>> start PROVIDED MATERIAL

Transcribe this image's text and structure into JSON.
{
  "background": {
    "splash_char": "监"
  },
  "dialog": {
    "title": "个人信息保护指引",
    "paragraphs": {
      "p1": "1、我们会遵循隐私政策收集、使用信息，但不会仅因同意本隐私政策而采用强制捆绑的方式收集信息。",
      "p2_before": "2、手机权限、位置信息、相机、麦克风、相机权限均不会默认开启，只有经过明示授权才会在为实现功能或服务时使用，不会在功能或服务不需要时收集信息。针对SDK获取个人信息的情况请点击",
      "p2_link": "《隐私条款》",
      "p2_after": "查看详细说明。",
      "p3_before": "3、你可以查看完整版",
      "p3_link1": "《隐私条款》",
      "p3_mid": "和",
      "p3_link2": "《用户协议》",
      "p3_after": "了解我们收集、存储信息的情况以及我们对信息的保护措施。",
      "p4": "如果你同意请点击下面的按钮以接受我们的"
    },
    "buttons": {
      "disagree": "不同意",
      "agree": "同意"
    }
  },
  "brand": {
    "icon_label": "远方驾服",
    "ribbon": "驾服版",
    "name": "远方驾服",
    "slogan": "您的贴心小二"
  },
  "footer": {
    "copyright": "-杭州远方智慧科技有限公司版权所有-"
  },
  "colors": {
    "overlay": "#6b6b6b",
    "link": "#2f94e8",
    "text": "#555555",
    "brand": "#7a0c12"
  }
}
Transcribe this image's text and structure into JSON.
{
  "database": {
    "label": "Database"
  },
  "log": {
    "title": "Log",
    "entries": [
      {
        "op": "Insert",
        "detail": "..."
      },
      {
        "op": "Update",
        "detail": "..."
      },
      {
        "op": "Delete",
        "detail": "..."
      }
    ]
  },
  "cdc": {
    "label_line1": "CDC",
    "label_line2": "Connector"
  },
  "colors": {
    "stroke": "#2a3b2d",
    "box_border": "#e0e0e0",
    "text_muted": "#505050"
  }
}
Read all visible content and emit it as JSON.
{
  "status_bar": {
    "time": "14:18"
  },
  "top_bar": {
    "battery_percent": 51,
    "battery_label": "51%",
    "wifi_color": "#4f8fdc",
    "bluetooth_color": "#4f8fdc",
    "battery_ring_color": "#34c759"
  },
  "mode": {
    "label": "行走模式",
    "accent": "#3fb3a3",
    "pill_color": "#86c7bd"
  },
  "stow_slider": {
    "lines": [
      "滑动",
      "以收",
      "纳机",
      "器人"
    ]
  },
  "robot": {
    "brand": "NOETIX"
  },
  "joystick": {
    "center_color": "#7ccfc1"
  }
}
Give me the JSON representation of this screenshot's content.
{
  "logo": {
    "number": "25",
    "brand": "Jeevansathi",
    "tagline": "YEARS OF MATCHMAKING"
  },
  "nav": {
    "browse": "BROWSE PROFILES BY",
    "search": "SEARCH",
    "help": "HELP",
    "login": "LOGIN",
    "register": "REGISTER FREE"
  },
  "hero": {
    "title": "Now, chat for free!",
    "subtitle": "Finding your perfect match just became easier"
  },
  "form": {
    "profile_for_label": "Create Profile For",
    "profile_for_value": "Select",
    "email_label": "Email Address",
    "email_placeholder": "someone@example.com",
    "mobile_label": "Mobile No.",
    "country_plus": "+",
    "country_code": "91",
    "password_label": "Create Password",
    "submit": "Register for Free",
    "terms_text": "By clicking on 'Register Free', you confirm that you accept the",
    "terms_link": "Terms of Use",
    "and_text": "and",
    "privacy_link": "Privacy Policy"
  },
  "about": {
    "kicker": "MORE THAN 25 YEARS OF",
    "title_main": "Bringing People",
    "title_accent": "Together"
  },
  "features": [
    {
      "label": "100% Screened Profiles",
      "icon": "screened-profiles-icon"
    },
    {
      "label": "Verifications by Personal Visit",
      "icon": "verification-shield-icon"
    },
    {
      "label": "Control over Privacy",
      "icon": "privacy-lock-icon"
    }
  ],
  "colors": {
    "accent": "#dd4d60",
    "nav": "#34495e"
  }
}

>> end PROVIDED MATERIAL

[WRITTEN PROBLEM]
Your task is to print the whole listing again exactly.

[WRITTEN ANSWER]
Transcribe this image's text and structure into JSON.
{
  "background": {
    "splash_char": "监"
  },
  "dialog": {
    "title": "个人信息保护指引",
    "paragraphs": {
      "p1": "1、我们会遵循隐私政策收集、使用信息，但不会仅因同意本隐私政策而采用强制捆绑的方式收集信息。",
      "p2_before": "2、手机权限、位置信息、相机、麦克风、相机权限均不会默认开启，只有经过明示授权才会在为实现功能或服务时使用，不会在功能或服务不需要时收集信息。针对SDK获取个人信息的情况请点击",
      "p2_link": "《隐私条款》",
      "p2_after": "查看详细说明。",
      "p3_before": "3、你可以查看完整版",
      "p3_link1": "《隐私条款》",
      "p3_mid": "和",
      "p3_link2": "《用户协议》",
      "p3_after": "了解我们收集、存储信息的情况以及我们对信息的保护措施。",
      "p4": "如果你同意请点击下面的按钮以接受我们的"
    },
    "buttons": {
      "disagree": "不同意",
      "agree": "同意"
    }
  },
  "brand": {
    "icon_label": "远方驾服",
    "ribbon": "驾服版",
    "name": "远方驾服",
    "slogan": "您的贴心小二"
  },
  "footer": {
    "copyright": "-杭州远方智慧科技有限公司版权所有-"
  },
  "colors": {
    "overlay": "#6b6b6b",
    "link": "#2f94e8",
    "text": "#555555",
    "brand": "#7a0c12"
  }
}
Transcribe this image's text and structure into JSON.
{
  "database": {
    "label": "Database"
  },
  "log": {
    "title": "Log",
    "entries": [
      {
        "op": "Insert",
        "detail": "..."
      },
      {
        "op": "Update",
        "detail": "..."
      },
      {
        "op": "Delete",
        "detail": "..."
      }
    ]
  },
  "cdc": {
    "label_line1": "CDC",
    "label_line2": "Connector"
  },
  "colors": {
    "stroke": "#2a3b2d",
    "box_border": "#e0e0e0",
    "text_muted": "#505050"
  }
}
Read all visible content and emit it as JSON.
{
  "status_bar": {
    "time": "14:18"
  },
  "top_bar": {
    "battery_percent": 51,
    "battery_label": "51%",
    "wifi_color": "#4f8fdc",
    "bluetooth_color": "#4f8fdc",
    "battery_ring_color": "#34c759"
  },
  "mode": {
    "label": "行走模式",
    "accent": "#3fb3a3",
    "pill_color": "#86c7bd"
  },
  "stow_slider": {
    "lines": [
      "滑动",
      "以收",
      "纳机",
      "器人"
    ]
  },
  "robot": {
    "brand": "NOETIX"
  },
  "joystick": {
    "center_color": "#7ccfc1"
  }
}
Give me the JSON representation of this screenshot's content.
{
  "logo": {
    "number": "25",
    "brand": "Jeevansathi",
    "tagline": "YEARS OF MATCHMAKING"
  },
  "nav": {
    "browse": "BROWSE PROFILES BY",
    "search": "SEARCH",
    "help": "HELP",
    "login": "LOGIN",
    "register": "REGISTER FREE"
  },
  "hero": {
    "title": "Now, chat for free!",
    "subtitle": "Finding your perfect match just became easier"
  },
  "form": {
    "profile_for_label": "Create Profile For",
    "profile_for_value": "Select",
    "email_label": "Email Address",
    "email_placeholder": "someone@example.com",
    "mobile_label": "Mobile No.",
    "country_plus": "+",
    "country_code": "91",
    "password_label": "Create Password",
    "submit": "Register for Free",
    "terms_text": "By clicking on 'Register Free', you confirm that you accept the",
    "terms_link": "Terms of Use",
    "and_text": "and",
    "privacy_link": "Privacy Policy"
  },
  "about": {
    "kicker": "MORE THAN 25 YEARS OF",
    "title_main": "Bringing People",
    "title_accent": "Together"
  },
  "features": [
    {
      "label": "100% Screened Profiles",
      "icon": "screened-profiles-icon"
    },
    {
      "label": "Verifications by Personal Visit",
      "icon": "verification-shield-icon"
    },
    {
      "label": "Control over Privacy",
      "icon": "privacy-lock-icon"
    }
  ],
  "colors": {
    "accent": "#dd4d60",
    "nav": "#34495e"
  }
}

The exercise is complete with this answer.